**SET TASK**
Tally the lines with the word "Futures" and report the number alone.

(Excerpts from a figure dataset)
════════
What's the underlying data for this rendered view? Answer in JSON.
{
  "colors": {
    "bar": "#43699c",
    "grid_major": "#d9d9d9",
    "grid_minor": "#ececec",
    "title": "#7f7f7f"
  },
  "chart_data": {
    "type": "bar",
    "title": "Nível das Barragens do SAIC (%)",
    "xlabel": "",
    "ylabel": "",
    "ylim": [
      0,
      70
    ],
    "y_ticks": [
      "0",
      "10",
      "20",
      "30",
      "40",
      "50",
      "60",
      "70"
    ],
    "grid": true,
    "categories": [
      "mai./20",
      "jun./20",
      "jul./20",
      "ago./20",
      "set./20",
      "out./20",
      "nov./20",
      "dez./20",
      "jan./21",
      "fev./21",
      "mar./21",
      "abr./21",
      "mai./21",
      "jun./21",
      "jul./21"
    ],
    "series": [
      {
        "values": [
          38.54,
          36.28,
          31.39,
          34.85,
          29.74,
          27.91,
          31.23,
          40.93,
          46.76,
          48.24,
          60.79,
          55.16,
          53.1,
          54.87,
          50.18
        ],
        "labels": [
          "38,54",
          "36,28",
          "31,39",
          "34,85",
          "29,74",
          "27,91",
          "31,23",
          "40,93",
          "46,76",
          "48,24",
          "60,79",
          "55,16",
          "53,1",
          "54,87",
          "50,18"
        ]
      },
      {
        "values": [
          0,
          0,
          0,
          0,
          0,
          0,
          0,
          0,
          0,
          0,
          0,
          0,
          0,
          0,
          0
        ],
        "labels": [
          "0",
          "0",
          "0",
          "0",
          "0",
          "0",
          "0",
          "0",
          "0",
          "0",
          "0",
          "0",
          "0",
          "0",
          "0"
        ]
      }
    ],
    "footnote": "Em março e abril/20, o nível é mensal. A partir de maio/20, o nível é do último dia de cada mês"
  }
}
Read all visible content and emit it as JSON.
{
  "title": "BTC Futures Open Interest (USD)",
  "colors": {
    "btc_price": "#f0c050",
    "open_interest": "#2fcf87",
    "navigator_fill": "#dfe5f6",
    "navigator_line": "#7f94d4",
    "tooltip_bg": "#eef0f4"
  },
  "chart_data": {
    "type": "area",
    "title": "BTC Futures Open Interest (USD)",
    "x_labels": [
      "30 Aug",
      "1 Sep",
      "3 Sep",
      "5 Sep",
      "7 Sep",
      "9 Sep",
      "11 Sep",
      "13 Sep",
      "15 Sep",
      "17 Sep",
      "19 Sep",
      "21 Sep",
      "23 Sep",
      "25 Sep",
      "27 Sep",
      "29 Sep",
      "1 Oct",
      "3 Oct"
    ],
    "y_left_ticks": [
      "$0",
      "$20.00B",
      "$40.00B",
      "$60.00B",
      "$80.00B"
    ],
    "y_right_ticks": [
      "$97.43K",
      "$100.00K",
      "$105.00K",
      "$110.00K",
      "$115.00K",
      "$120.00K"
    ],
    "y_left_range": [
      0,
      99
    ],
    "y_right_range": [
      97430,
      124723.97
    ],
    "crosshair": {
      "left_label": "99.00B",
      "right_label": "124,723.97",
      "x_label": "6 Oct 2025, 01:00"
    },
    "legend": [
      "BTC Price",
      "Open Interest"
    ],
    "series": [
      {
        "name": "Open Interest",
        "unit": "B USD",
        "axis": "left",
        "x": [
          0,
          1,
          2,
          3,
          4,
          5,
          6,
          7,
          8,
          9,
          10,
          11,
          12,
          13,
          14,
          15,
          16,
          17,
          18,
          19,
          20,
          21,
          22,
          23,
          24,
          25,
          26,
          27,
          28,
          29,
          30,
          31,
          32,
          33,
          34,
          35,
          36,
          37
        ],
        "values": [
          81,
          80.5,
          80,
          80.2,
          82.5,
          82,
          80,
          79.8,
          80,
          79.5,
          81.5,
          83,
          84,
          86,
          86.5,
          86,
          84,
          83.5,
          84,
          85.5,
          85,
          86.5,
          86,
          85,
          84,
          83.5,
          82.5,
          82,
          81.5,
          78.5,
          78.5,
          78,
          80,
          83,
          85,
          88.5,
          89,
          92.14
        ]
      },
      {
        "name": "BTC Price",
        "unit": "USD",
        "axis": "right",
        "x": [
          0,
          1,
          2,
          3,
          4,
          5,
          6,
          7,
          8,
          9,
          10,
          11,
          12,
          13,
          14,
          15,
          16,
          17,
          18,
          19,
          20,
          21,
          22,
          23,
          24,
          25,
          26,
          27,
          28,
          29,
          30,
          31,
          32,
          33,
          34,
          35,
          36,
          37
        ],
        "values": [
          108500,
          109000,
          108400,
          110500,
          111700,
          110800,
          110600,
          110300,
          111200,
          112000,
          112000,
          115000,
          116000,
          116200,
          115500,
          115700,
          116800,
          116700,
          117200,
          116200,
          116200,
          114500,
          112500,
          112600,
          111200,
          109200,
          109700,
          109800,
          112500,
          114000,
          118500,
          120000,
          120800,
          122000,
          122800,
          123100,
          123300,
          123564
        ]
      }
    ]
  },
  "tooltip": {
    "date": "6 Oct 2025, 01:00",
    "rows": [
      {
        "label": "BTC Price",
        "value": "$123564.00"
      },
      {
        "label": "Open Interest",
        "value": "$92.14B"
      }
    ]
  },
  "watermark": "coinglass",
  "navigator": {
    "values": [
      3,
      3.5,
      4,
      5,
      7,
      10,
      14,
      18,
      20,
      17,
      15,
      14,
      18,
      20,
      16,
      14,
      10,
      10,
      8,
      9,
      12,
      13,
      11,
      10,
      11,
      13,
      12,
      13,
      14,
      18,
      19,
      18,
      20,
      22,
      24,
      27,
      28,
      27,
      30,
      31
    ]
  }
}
════════
**THE ANSWER**
2